**Task statement:**
Output only the span of lines that begins at the line containing "Give me the" and ends at the last line of the data, both included, exactly as they appear.

--- Begin Material ---

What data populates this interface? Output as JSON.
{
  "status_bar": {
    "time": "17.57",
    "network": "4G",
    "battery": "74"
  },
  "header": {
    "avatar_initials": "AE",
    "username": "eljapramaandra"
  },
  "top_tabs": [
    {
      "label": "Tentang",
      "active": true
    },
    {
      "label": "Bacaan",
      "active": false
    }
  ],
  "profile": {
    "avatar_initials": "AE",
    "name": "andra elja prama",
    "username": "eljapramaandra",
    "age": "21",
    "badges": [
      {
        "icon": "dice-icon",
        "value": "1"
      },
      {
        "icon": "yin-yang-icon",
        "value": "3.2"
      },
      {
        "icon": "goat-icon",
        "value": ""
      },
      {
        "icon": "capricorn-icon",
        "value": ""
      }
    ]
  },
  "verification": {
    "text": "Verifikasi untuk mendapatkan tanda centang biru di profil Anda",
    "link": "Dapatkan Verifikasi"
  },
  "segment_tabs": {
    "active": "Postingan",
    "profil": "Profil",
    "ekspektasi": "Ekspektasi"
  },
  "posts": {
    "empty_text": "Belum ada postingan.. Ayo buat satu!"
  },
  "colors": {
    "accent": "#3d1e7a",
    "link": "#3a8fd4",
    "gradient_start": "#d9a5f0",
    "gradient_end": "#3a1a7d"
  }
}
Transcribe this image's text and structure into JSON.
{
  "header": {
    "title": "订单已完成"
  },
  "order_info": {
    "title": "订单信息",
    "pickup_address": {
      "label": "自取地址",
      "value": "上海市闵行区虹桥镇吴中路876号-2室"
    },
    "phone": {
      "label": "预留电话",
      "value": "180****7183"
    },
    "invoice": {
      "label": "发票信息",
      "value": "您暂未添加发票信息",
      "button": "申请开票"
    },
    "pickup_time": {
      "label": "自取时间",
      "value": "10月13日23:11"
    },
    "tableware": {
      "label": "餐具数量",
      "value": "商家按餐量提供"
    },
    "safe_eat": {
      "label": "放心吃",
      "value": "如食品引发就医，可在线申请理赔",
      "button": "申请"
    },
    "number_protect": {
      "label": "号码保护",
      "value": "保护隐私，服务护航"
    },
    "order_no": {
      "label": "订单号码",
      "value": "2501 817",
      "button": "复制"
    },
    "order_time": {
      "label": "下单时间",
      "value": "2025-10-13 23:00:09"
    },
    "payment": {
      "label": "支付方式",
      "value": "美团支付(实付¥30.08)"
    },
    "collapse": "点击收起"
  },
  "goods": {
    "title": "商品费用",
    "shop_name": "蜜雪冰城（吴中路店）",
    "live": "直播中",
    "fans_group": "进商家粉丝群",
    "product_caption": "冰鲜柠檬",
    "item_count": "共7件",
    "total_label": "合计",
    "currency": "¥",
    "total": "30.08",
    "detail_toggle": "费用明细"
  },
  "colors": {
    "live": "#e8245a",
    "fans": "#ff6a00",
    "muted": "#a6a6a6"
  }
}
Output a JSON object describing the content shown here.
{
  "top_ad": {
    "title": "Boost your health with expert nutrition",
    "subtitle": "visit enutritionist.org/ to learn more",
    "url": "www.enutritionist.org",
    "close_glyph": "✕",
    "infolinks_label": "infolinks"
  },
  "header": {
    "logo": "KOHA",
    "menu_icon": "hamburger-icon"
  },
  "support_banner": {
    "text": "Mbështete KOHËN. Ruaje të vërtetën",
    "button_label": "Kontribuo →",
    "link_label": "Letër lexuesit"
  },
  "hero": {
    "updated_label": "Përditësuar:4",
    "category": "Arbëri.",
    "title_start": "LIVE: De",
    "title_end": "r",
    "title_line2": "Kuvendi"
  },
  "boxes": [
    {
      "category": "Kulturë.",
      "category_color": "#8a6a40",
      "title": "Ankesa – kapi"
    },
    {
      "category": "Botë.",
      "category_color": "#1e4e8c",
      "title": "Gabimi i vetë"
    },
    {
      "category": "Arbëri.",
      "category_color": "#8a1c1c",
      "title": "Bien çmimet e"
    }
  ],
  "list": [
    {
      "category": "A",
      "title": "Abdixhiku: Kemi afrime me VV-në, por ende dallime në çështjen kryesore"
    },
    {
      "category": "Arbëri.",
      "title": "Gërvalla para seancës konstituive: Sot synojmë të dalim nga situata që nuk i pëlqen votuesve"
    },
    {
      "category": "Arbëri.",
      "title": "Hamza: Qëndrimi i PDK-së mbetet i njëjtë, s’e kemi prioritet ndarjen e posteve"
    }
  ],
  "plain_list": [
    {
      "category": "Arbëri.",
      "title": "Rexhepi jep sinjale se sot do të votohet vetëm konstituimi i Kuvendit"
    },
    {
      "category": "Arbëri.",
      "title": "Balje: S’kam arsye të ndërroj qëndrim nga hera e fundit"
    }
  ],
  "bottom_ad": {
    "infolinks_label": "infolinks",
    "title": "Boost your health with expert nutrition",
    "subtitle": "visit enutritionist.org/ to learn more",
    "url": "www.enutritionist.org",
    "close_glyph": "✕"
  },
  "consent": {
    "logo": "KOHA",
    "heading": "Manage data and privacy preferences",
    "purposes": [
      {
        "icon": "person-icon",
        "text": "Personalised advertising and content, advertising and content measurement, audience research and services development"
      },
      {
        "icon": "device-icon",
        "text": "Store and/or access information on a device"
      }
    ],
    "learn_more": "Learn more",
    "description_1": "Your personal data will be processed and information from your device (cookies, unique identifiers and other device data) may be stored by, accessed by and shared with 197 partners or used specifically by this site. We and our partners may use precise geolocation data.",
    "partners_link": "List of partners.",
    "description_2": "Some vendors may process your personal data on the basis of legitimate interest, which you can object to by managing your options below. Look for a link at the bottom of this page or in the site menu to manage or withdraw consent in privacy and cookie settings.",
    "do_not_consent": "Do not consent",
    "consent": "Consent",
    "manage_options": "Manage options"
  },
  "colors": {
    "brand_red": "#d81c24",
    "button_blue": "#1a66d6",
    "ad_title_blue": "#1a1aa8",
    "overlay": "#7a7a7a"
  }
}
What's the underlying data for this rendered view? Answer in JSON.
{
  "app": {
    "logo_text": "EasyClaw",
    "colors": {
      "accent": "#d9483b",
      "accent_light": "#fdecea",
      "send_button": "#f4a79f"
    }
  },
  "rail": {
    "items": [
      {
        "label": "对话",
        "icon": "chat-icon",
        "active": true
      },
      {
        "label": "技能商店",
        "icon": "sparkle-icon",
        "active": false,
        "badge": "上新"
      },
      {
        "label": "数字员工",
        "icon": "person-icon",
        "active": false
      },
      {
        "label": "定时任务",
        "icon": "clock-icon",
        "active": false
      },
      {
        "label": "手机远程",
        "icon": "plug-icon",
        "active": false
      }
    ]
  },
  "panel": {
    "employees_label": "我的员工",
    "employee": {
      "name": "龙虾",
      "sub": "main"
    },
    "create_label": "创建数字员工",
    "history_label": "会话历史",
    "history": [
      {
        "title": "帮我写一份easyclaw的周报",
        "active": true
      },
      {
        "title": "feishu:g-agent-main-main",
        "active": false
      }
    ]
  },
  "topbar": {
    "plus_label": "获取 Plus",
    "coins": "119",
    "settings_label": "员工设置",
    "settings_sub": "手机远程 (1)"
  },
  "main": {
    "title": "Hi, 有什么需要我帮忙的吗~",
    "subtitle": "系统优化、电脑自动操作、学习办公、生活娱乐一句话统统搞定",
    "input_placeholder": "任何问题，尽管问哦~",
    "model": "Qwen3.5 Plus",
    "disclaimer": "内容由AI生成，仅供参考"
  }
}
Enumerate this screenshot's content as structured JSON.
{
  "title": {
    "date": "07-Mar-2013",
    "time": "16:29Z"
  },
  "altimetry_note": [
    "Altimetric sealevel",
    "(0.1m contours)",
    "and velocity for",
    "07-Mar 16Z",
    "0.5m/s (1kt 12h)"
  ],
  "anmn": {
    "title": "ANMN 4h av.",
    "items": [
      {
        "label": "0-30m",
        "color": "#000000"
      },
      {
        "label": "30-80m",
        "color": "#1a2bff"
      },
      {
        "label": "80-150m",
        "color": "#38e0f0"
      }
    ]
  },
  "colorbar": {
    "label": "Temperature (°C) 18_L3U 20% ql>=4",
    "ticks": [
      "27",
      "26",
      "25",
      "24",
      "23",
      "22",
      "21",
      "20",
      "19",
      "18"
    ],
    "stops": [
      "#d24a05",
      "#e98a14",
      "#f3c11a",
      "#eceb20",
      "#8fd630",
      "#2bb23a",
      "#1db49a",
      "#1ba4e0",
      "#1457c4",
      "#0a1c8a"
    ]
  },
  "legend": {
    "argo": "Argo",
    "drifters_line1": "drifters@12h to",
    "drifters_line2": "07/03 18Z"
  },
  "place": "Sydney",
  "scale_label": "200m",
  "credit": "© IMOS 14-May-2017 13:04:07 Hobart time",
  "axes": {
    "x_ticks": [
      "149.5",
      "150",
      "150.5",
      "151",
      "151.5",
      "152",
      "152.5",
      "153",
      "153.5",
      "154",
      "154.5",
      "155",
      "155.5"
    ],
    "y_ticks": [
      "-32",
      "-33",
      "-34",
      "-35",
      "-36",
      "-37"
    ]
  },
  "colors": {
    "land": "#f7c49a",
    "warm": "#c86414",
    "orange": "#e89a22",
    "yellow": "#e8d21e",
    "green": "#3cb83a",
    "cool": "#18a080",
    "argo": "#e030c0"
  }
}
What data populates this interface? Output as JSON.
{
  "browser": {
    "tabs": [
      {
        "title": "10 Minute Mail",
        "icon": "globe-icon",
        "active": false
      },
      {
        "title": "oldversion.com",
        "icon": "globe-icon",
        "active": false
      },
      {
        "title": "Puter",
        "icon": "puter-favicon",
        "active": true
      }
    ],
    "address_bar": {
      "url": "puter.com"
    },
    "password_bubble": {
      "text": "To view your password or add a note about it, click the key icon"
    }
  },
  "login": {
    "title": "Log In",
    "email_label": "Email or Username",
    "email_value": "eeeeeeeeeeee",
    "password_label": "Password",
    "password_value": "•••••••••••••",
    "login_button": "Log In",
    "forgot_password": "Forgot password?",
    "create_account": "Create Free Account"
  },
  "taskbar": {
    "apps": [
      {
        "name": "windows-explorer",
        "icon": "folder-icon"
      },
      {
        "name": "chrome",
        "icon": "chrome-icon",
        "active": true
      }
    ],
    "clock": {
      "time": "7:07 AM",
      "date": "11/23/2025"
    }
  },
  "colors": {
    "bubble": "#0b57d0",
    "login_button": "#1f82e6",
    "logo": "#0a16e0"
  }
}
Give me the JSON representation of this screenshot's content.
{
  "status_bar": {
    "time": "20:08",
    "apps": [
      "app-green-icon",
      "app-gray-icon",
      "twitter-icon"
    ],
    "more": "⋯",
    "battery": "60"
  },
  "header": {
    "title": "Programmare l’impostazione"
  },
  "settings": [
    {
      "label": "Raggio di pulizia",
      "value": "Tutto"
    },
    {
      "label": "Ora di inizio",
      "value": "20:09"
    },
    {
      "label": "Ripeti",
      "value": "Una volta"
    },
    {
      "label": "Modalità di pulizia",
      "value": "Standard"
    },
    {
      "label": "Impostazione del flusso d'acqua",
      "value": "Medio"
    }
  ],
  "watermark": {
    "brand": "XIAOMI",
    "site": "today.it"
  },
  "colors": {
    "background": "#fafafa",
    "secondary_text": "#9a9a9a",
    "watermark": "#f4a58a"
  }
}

--- End Material ---

**The response:**
Give me the JSON representation of this screenshot's content.
{
  "status_bar": {
    "time": "20:08",
    "apps": [
      "app-green-icon",
      "app-gray-icon",
      "twitter-icon"
    ],
    "more": "⋯",
    "battery": "60"
  },
  "header": {
    "title": "Programmare l’impostazione"
  },
  "settings": [
    {
      "label": "Raggio di pulizia",
      "value": "Tutto"
    },
    {
      "label": "Ora di inizio",
      "value": "20:09"
    },
    {
      "label": "Ripeti",
      "value": "Una volta"
    },
    {
      "label": "Modalità di pulizia",
      "value": "Standard"
    },
    {
      "label": "Impostazione del flusso d'acqua",
      "value": "Medio"
    }
  ],
  "watermark": {
    "brand": "XIAOMI",
    "site": "today.it"
  },
  "colors": {
    "background": "#fafafa",
    "secondary_text": "#9a9a9a",
    "watermark": "#f4a58a"
  }
}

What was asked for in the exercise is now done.